Records that describe figures

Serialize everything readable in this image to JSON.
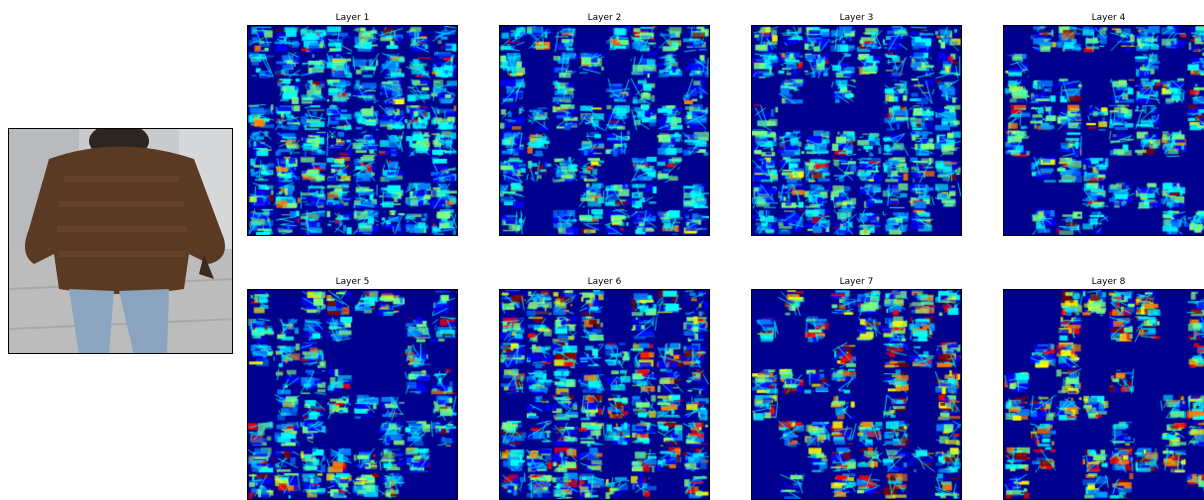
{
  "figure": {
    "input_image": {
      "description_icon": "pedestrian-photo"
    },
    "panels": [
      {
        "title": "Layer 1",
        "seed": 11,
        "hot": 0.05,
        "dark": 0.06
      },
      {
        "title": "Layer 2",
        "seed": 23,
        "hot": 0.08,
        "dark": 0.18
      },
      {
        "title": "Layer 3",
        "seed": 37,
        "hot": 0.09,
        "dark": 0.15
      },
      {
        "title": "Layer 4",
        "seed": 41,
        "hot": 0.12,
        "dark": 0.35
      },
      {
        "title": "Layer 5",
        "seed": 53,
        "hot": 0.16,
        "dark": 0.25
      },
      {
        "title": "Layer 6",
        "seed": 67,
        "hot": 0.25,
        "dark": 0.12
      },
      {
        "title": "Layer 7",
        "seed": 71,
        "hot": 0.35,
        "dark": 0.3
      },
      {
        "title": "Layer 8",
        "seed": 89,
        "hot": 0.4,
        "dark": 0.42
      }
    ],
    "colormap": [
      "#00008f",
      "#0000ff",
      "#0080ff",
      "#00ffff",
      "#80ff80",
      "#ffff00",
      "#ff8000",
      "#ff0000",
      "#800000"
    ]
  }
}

PROBLEM DETAILS »
Each line in the listing above either holds the string "title" or does not; state how many do, giving the number only.

EXERCISE RESPONSE »
8